§ **How to complete this task**: Give the count of lines in the records that contain the string "name", and write nothing but that number.

*** Opening of Record extracts ***

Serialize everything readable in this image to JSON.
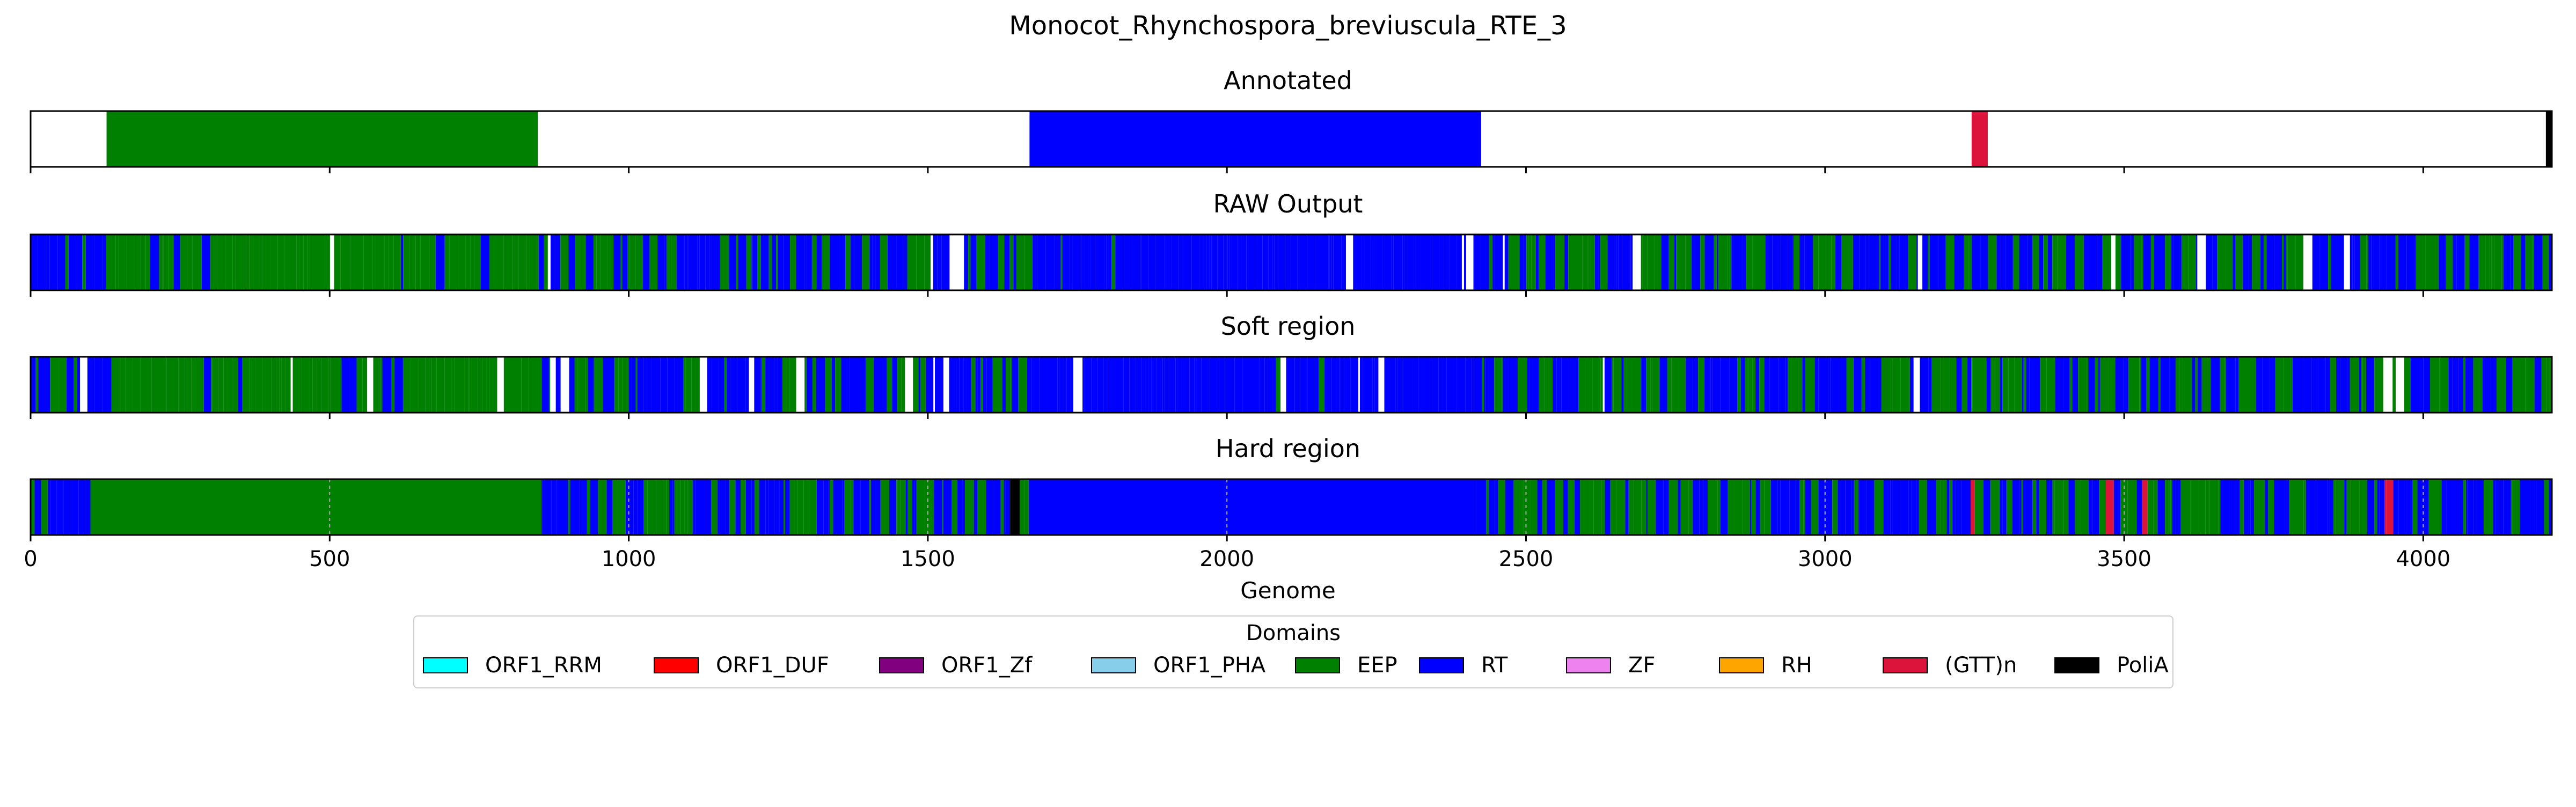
{
  "chart_data": {
    "type": "bar",
    "title": "Monocot_Rhynchospora_breviuscula_RTE_3",
    "xlabel": "Genome",
    "xlim": [
      0,
      4215
    ],
    "xticks": [
      0,
      500,
      1000,
      1500,
      2000,
      2500,
      3000,
      3500,
      4000
    ],
    "tracks": [
      {
        "name": "Annotated",
        "segments": [
          {
            "start": 127,
            "end": 848,
            "domain": "EEP"
          },
          {
            "start": 1670,
            "end": 2425,
            "domain": "RT"
          },
          {
            "start": 3245,
            "end": 3272,
            "domain": "(GTT)n"
          },
          {
            "start": 4205,
            "end": 4215,
            "domain": "PoliA"
          }
        ]
      },
      {
        "name": "RAW Output",
        "segments": []
      },
      {
        "name": "Soft region",
        "segments": []
      },
      {
        "name": "Hard region",
        "segments": []
      }
    ],
    "legend": {
      "title": "Domains",
      "placement": "lower-center",
      "items": [
        {
          "label": "ORF1_RRM",
          "color": "#00ffff"
        },
        {
          "label": "ORF1_DUF",
          "color": "#ff0000"
        },
        {
          "label": "ORF1_Zf",
          "color": "#800080"
        },
        {
          "label": "ORF1_PHA",
          "color": "#87ceeb"
        },
        {
          "label": "EEP",
          "color": "#008000"
        },
        {
          "label": "RT",
          "color": "#0000ff"
        },
        {
          "label": "ZF",
          "color": "#ee82ee"
        },
        {
          "label": "RH",
          "color": "#ffa500"
        },
        {
          "label": "(GTT)n",
          "color": "#dc143c"
        },
        {
          "label": "PoliA",
          "color": "#000000"
        }
      ]
    }
  }
}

*** Close of Record extracts ***

§ **Solution**: 4